Rows taken from a dataset:
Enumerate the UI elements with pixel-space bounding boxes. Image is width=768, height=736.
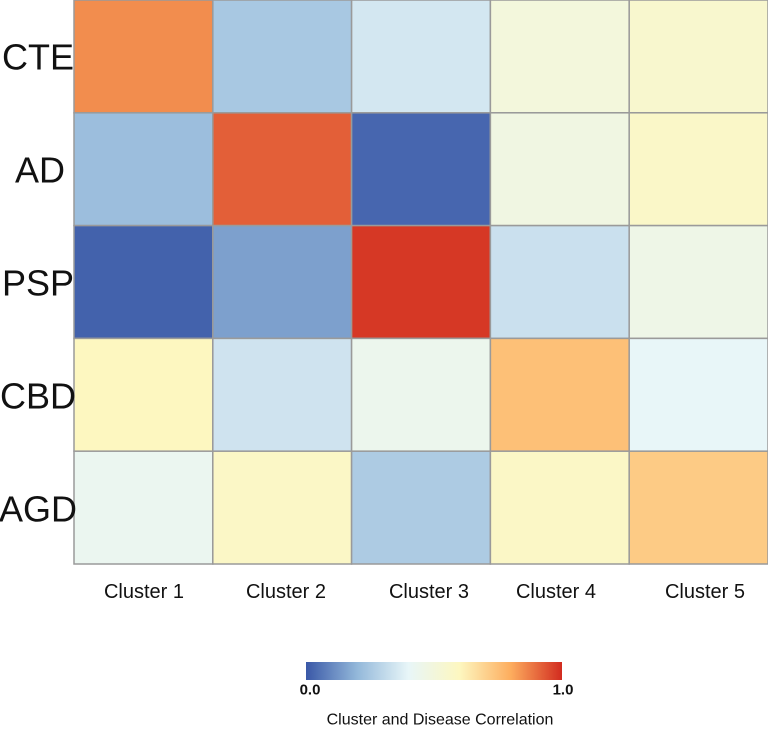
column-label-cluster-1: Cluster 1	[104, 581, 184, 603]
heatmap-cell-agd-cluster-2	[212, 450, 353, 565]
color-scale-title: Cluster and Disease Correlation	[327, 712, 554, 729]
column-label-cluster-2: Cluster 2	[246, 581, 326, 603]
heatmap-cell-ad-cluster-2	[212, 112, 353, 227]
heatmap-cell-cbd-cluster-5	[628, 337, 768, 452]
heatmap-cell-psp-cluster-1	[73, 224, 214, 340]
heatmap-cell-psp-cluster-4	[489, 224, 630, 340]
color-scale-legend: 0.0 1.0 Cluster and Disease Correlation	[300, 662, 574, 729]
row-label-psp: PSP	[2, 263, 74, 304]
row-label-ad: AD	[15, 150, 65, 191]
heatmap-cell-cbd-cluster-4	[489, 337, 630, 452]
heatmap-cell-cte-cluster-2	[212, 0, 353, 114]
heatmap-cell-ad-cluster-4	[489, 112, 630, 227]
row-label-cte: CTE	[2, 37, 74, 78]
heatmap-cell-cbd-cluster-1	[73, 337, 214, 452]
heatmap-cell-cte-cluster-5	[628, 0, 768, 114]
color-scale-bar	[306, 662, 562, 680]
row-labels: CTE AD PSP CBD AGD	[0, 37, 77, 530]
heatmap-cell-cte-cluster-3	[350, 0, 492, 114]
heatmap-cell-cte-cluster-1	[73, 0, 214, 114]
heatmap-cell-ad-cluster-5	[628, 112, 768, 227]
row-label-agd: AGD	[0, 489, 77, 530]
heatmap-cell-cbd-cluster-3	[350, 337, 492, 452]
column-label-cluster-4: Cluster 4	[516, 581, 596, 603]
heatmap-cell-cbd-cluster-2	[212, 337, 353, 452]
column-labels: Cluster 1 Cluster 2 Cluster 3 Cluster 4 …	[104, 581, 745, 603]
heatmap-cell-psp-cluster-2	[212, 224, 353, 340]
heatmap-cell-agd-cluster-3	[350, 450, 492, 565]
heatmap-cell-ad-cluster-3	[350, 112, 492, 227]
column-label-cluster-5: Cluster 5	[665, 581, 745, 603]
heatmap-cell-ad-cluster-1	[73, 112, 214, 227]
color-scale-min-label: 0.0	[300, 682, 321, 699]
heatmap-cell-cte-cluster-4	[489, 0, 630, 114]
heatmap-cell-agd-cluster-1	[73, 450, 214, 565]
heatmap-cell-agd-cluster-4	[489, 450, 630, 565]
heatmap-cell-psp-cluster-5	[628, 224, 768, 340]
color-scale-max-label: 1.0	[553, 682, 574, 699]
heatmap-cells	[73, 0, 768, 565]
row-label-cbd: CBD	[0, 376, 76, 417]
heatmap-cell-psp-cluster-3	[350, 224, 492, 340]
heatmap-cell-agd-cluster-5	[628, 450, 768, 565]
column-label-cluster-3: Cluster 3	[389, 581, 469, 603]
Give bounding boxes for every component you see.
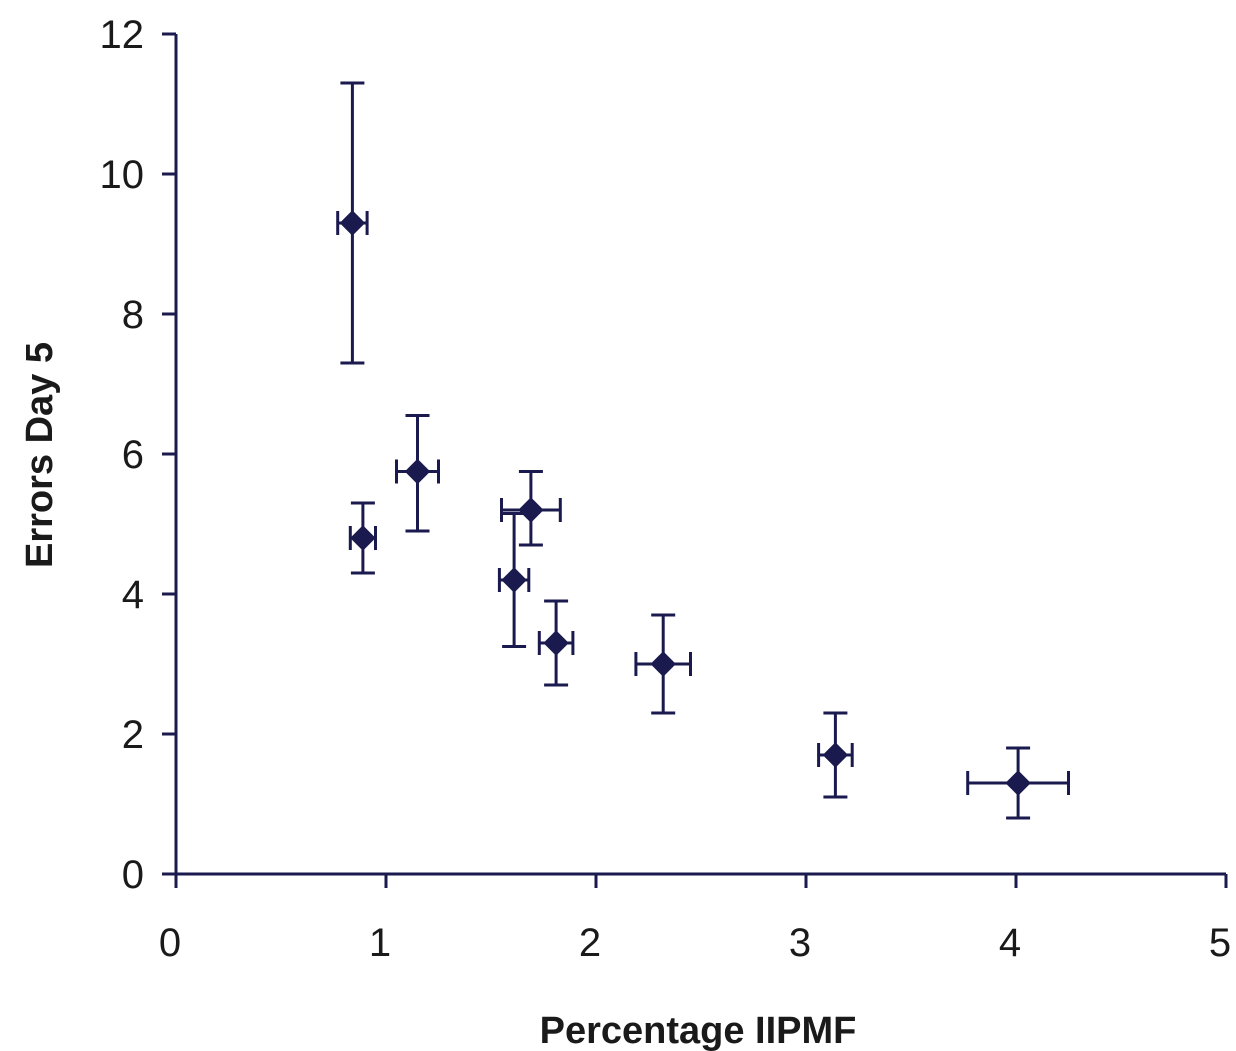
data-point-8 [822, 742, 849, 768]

*Exercise goal:* Output every line of the entries above verbatim, leaving out the pictures.

*Result of the exercise:*
Enumerate the UI elements with pixel-space bounding boxes. Image is width=768, height=736.
column-label-cluster-1: Cluster 1	[104, 581, 184, 603]
heatmap-cell-agd-cluster-2	[212, 450, 353, 565]
color-scale-title: Cluster and Disease Correlation	[327, 712, 554, 729]
column-label-cluster-2: Cluster 2	[246, 581, 326, 603]
heatmap-cell-ad-cluster-2	[212, 112, 353, 227]
heatmap-cell-cbd-cluster-5	[628, 337, 768, 452]
heatmap-cell-psp-cluster-1	[73, 224, 214, 340]
heatmap-cell-psp-cluster-4	[489, 224, 630, 340]
color-scale-legend: 0.0 1.0 Cluster and Disease Correlation	[300, 662, 574, 729]
row-label-psp: PSP	[2, 263, 74, 304]
row-label-ad: AD	[15, 150, 65, 191]
heatmap-cell-cbd-cluster-4	[489, 337, 630, 452]
heatmap-cell-cte-cluster-2	[212, 0, 353, 114]
heatmap-cell-ad-cluster-4	[489, 112, 630, 227]
row-label-cte: CTE	[2, 37, 74, 78]
heatmap-cell-cbd-cluster-1	[73, 337, 214, 452]
heatmap-cell-cte-cluster-5	[628, 0, 768, 114]
color-scale-bar	[306, 662, 562, 680]
row-labels: CTE AD PSP CBD AGD	[0, 37, 77, 530]
heatmap-cell-cte-cluster-3	[350, 0, 492, 114]
heatmap-cell-cte-cluster-1	[73, 0, 214, 114]
heatmap-cell-ad-cluster-5	[628, 112, 768, 227]
row-label-agd: AGD	[0, 489, 77, 530]
heatmap-cell-cbd-cluster-3	[350, 337, 492, 452]
column-label-cluster-4: Cluster 4	[516, 581, 596, 603]
heatmap-cell-cbd-cluster-2	[212, 337, 353, 452]
column-labels: Cluster 1 Cluster 2 Cluster 3 Cluster 4 …	[104, 581, 745, 603]
heatmap-cell-psp-cluster-2	[212, 224, 353, 340]
heatmap-cell-agd-cluster-3	[350, 450, 492, 565]
heatmap-cell-ad-cluster-3	[350, 112, 492, 227]
column-label-cluster-5: Cluster 5	[665, 581, 745, 603]
heatmap-cell-ad-cluster-1	[73, 112, 214, 227]
color-scale-min-label: 0.0	[300, 682, 321, 699]
heatmap-cell-cte-cluster-4	[489, 0, 630, 114]
heatmap-cell-agd-cluster-1	[73, 450, 214, 565]
heatmap-cell-agd-cluster-4	[489, 450, 630, 565]
heatmap-cell-psp-cluster-5	[628, 224, 768, 340]
color-scale-max-label: 1.0	[553, 682, 574, 699]
heatmap-cells	[73, 0, 768, 565]
row-label-cbd: CBD	[0, 376, 76, 417]
heatmap-cell-psp-cluster-3	[350, 224, 492, 340]
heatmap-cell-agd-cluster-5	[628, 450, 768, 565]
column-label-cluster-3: Cluster 3	[389, 581, 469, 603]
Give bounding boxes for every component you see.
data-point-8 [822, 742, 849, 768]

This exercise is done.